ASSIGNED TASK 1: For each statement (a), (b) and (c), say whether it agrees with the Mor Nguer profile below, answering yes or no and quoting the deciding words of the profile. (a) Mor Nguer was born in Saint-Louis, Senegal. (b) Pohronie won the match in which he made his Fortuna Liga debut. (c) He entered that match at half-time in place of Ladji Mallé.
ASSIGNED TASK 2: List every team named under the "Senior career" heading of the Mor Nguer profile below.
ASSIGNED TASK 3: Return the part of the Mor Nguer profile below starting with "Personal information" and going on through "Pohronie / 3 / (0)".

====== PASSAGE TO READ ======

Mor Nguer

Personal information
- Full name: Mor Talla Nguer
- Date of birth: 9 November 1997 (age 28)
- Place of birth: Saint-Louis, Senegal
- Position: Midfielder

Senior career*
- Years: Team / Apps / (Gls)
- 0000–2019: Gorée
- 2019–2021: Pau II / 5 / (1)
- 2019–2021: Pau / 7 / (0)
- 2021: Pohronie / 3 / (0)
- 2022–2023: Arras / ? / (?)
- 2023–: Lozère / ? / (?)

International career
- 2017: Senegal U20 / 2 / (0)
- 2016: Senegal / 0 / (0)

Medal record
Men's football
Representing Senegal
Africa U-20 Cup of Nations
| Runner-up | 2017 Zambia |  |

= Mor Nguer =

Senegalese footballer

Mor Nguer (born 9 November 1997) is a Senegalese football midfielder.

==Club career==
===FK Pohronie===
Nguer made his Fortuna Liga debut for Pohronie in an away fixture against Tatran Liptovský Mikuláš, coming on as a half-time replacement for Ladji Mallé, with the score at 2:0 in favour of Tatran. Despite Miloš Lačný's goal in the 60th minute, Pohronie lost the game 5–1.

====== SUPPLIED ENTRIES ======

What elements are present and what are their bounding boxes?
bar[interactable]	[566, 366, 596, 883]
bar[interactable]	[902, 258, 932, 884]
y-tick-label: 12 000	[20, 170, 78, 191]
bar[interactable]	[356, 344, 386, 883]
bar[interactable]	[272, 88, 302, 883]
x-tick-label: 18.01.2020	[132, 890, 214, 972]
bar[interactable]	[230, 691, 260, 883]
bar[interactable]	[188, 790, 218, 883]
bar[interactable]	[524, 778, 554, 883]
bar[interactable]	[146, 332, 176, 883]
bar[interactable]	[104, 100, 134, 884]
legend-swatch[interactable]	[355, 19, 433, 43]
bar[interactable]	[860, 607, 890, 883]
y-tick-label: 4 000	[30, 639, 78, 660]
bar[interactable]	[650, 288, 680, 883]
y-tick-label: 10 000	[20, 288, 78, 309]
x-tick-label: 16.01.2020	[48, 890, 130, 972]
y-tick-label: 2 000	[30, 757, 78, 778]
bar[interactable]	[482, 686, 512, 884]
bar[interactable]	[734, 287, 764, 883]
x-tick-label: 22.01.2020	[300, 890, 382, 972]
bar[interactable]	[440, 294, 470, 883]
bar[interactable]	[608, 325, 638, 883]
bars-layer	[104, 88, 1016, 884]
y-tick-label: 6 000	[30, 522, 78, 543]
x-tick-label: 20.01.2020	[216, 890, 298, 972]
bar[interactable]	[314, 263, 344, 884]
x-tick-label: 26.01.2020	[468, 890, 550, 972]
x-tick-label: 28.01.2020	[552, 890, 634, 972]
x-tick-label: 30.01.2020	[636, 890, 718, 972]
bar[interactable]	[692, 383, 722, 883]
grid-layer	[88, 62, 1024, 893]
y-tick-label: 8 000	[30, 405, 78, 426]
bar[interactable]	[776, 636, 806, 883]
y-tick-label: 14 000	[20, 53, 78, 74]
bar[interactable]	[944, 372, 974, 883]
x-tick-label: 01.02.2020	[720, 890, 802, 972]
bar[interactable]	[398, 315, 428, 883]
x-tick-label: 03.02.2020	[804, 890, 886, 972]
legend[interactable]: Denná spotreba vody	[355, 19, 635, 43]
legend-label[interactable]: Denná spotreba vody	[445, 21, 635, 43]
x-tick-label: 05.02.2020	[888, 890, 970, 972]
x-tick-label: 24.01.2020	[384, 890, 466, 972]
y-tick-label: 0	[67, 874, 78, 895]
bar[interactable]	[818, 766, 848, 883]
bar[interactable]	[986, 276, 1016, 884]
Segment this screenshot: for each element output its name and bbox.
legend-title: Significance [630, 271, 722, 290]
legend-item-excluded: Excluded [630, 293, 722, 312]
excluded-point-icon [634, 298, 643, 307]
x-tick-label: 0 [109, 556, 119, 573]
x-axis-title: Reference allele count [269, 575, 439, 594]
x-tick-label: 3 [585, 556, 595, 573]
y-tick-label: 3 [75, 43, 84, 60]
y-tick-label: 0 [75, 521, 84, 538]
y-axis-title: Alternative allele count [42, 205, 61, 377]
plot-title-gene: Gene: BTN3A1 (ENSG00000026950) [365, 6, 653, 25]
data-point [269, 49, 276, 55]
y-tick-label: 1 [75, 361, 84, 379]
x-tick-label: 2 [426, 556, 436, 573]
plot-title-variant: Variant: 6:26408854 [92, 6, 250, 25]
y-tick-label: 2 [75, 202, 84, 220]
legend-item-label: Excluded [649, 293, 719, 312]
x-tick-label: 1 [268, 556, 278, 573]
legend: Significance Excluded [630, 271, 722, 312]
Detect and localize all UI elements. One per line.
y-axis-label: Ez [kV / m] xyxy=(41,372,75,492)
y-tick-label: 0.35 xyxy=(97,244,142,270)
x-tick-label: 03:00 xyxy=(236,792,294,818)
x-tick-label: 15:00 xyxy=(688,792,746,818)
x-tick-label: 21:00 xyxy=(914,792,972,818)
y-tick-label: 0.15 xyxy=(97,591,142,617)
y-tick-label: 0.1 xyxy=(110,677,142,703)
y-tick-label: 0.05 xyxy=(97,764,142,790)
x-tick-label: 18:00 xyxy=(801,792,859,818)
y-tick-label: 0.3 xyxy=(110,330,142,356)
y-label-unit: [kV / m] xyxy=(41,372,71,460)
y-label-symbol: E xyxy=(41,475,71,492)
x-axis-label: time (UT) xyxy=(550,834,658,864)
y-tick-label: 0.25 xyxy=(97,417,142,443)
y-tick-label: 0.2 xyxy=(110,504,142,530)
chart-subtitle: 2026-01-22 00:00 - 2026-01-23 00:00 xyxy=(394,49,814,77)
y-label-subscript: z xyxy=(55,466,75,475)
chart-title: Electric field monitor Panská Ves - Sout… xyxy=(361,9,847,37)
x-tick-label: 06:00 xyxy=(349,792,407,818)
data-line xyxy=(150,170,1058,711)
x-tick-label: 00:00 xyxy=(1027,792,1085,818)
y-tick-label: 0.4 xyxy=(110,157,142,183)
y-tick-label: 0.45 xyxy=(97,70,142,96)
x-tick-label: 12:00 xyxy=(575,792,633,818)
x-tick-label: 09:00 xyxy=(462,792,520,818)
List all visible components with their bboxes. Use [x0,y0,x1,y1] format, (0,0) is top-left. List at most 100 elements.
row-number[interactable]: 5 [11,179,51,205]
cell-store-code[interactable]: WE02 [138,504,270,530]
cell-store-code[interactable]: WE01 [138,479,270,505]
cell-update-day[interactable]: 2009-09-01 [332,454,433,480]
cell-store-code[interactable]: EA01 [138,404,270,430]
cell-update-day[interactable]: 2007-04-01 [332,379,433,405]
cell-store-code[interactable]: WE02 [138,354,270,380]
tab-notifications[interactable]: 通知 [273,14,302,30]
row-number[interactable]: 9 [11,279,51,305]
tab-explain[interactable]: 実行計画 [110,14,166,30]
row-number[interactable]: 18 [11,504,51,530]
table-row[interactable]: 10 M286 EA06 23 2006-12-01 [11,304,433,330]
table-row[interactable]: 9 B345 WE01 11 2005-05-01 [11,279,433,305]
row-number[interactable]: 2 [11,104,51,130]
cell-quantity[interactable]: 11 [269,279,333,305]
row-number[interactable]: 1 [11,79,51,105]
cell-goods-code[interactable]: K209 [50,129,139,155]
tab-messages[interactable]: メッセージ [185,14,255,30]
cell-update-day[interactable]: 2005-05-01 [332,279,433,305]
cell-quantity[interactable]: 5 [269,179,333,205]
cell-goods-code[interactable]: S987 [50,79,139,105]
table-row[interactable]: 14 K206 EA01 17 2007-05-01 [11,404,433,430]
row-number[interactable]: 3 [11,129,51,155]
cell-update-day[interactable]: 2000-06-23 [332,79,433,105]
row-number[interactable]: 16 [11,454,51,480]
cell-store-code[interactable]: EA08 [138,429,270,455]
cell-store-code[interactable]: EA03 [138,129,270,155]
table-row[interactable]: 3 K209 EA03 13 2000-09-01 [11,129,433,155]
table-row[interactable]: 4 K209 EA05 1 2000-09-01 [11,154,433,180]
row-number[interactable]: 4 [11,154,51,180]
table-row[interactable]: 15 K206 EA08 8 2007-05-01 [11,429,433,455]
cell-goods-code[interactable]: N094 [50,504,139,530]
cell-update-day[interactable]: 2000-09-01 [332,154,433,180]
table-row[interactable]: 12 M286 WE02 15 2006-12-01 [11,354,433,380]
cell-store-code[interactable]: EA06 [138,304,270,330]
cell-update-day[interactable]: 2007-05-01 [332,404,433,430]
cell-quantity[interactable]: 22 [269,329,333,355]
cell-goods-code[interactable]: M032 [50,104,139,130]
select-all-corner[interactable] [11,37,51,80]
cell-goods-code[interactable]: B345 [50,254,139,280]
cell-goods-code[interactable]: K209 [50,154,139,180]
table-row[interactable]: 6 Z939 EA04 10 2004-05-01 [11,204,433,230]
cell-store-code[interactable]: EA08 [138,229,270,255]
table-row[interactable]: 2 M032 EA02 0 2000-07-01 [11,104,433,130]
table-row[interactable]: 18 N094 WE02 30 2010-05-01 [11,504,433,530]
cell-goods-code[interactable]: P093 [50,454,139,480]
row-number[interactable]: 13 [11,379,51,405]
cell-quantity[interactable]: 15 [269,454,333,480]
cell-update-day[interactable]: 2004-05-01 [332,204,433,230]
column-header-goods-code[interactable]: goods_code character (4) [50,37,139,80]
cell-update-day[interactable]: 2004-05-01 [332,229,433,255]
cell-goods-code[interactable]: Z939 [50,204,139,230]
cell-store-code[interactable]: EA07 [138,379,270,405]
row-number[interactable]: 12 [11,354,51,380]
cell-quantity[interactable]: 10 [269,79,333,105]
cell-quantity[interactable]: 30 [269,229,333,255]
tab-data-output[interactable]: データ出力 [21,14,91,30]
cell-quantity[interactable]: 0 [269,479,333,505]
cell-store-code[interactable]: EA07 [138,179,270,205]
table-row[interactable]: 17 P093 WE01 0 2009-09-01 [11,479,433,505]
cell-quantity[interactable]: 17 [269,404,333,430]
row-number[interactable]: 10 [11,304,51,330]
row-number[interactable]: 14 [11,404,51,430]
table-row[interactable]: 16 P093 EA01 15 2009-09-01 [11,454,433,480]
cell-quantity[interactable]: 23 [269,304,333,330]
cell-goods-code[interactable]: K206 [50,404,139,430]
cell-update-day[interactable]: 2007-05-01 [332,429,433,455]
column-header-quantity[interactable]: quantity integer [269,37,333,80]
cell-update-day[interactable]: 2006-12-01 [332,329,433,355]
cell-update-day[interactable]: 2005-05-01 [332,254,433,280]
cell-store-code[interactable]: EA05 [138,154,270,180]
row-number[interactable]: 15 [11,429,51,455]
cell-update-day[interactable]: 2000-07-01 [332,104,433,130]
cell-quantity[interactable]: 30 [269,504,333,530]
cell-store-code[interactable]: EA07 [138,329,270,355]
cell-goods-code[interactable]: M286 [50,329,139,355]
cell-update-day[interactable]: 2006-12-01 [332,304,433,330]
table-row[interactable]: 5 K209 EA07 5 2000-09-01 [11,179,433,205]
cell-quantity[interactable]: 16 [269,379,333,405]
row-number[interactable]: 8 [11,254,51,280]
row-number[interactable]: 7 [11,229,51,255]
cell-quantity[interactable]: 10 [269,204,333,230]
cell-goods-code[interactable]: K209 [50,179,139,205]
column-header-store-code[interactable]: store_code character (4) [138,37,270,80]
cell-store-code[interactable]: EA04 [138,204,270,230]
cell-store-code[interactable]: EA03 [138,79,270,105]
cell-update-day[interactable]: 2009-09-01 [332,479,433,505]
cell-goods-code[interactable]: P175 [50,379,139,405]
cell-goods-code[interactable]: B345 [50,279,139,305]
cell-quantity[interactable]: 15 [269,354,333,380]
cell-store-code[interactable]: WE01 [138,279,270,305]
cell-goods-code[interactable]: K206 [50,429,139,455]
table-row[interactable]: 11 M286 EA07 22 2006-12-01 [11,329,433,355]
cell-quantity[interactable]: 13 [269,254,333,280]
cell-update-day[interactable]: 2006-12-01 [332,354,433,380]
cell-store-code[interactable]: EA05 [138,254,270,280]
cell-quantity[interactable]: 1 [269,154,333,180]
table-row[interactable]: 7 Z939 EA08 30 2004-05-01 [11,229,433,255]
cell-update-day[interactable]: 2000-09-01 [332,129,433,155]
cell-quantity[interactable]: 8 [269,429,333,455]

======

REPLY 1:
(a) Yes: "Place of birth: Saint-Louis, Senegal"
(b) No: "Pohronie lost the game 5–1."
(c) Yes: "coming on as a half-time replacement for Ladji Mallé"

REPLY 2: Gorée, Pau II, Pau, Pohronie, Arras, Lozère

REPLY 3:
Personal information
- Full name: Mor Talla Nguer
- Date of birth: 9 November 1997 (age 28)
- Place of birth: Saint-Louis, Senegal
- Position: Midfielder

Senior career*
- Years: Team / Apps / (Gls)
- 0000–2019: Gorée
- 2019–2021: Pau II / 5 / (1)
- 2019–2021: Pau / 7 / (0)
- 2021: Pohronie / 3 / (0)